◆ Task goal ◆
Return the whole listing exactly as it stands.

%%

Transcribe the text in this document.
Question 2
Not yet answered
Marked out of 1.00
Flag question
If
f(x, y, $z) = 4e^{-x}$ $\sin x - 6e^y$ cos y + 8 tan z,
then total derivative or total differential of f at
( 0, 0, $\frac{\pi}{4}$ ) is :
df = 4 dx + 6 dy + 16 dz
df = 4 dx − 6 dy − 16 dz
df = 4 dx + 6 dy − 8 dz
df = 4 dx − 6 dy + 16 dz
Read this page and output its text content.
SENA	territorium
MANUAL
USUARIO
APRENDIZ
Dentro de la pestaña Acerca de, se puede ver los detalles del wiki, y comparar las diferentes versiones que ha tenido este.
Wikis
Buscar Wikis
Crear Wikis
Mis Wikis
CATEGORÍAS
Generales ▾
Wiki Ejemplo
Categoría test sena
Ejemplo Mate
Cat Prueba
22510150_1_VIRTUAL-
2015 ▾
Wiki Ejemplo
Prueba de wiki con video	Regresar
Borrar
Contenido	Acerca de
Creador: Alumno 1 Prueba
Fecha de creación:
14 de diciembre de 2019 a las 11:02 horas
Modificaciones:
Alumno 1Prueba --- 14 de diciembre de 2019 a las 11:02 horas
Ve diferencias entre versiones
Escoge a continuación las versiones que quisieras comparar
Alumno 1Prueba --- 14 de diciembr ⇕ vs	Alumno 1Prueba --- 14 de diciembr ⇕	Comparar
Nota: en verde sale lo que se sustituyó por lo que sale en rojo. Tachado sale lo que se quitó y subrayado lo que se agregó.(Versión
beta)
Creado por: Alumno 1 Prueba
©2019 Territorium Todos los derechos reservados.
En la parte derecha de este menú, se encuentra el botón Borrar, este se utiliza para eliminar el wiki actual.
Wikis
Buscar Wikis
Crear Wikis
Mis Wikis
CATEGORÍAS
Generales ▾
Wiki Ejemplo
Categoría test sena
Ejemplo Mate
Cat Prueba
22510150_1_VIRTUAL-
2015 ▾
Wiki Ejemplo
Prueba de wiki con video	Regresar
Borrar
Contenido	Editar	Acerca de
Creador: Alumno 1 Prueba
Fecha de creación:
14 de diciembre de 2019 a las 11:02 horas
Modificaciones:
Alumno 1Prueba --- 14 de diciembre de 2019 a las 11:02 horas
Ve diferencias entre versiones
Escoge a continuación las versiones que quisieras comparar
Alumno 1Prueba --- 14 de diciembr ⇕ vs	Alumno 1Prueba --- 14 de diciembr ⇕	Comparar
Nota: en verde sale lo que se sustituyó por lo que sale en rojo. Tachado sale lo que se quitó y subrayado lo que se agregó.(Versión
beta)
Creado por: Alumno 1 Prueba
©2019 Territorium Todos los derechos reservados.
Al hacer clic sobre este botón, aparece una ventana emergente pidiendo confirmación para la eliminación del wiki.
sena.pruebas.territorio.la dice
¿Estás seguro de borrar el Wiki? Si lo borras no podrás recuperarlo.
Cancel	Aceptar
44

%%

◆ Response ◆
Transcribe the text in this document.
Question 2
Not yet answered
Marked out of 1.00
Flag question
If
f(x, y, $z) = 4e^{-x}$ $\sin x - 6e^y$ cos y + 8 tan z,
then total derivative or total differential of f at
( 0, 0, $\frac{\pi}{4}$ ) is :
df = 4 dx + 6 dy + 16 dz
df = 4 dx − 6 dy − 16 dz
df = 4 dx + 6 dy − 8 dz
df = 4 dx − 6 dy + 16 dz
Read this page and output its text content.
SENA	territorium
MANUAL
USUARIO
APRENDIZ
Dentro de la pestaña Acerca de, se puede ver los detalles del wiki, y comparar las diferentes versiones que ha tenido este.
Wikis
Buscar Wikis
Crear Wikis
Mis Wikis
CATEGORÍAS
Generales ▾
Wiki Ejemplo
Categoría test sena
Ejemplo Mate
Cat Prueba
22510150_1_VIRTUAL-
2015 ▾
Wiki Ejemplo
Prueba de wiki con video	Regresar
Borrar
Contenido	Acerca de
Creador: Alumno 1 Prueba
Fecha de creación:
14 de diciembre de 2019 a las 11:02 horas
Modificaciones:
Alumno 1Prueba --- 14 de diciembre de 2019 a las 11:02 horas
Ve diferencias entre versiones
Escoge a continuación las versiones que quisieras comparar
Alumno 1Prueba --- 14 de diciembr ⇕ vs	Alumno 1Prueba --- 14 de diciembr ⇕	Comparar
Nota: en verde sale lo que se sustituyó por lo que sale en rojo. Tachado sale lo que se quitó y subrayado lo que se agregó.(Versión
beta)
Creado por: Alumno 1 Prueba
©2019 Territorium Todos los derechos reservados.
En la parte derecha de este menú, se encuentra el botón Borrar, este se utiliza para eliminar el wiki actual.
Wikis
Buscar Wikis
Crear Wikis
Mis Wikis
CATEGORÍAS
Generales ▾
Wiki Ejemplo
Categoría test sena
Ejemplo Mate
Cat Prueba
22510150_1_VIRTUAL-
2015 ▾
Wiki Ejemplo
Prueba de wiki con video	Regresar
Borrar
Contenido	Editar	Acerca de
Creador: Alumno 1 Prueba
Fecha de creación:
14 de diciembre de 2019 a las 11:02 horas
Modificaciones:
Alumno 1Prueba --- 14 de diciembre de 2019 a las 11:02 horas
Ve diferencias entre versiones
Escoge a continuación las versiones que quisieras comparar
Alumno 1Prueba --- 14 de diciembr ⇕ vs	Alumno 1Prueba --- 14 de diciembr ⇕	Comparar
Nota: en verde sale lo que se sustituyó por lo que sale en rojo. Tachado sale lo que se quitó y subrayado lo que se agregó.(Versión
beta)
Creado por: Alumno 1 Prueba
©2019 Territorium Todos los derechos reservados.
Al hacer clic sobre este botón, aparece una ventana emergente pidiendo confirmación para la eliminación del wiki.
sena.pruebas.territorio.la dice
¿Estás seguro de borrar el Wiki? Si lo borras no podrás recuperarlo.
Cancel	Aceptar
44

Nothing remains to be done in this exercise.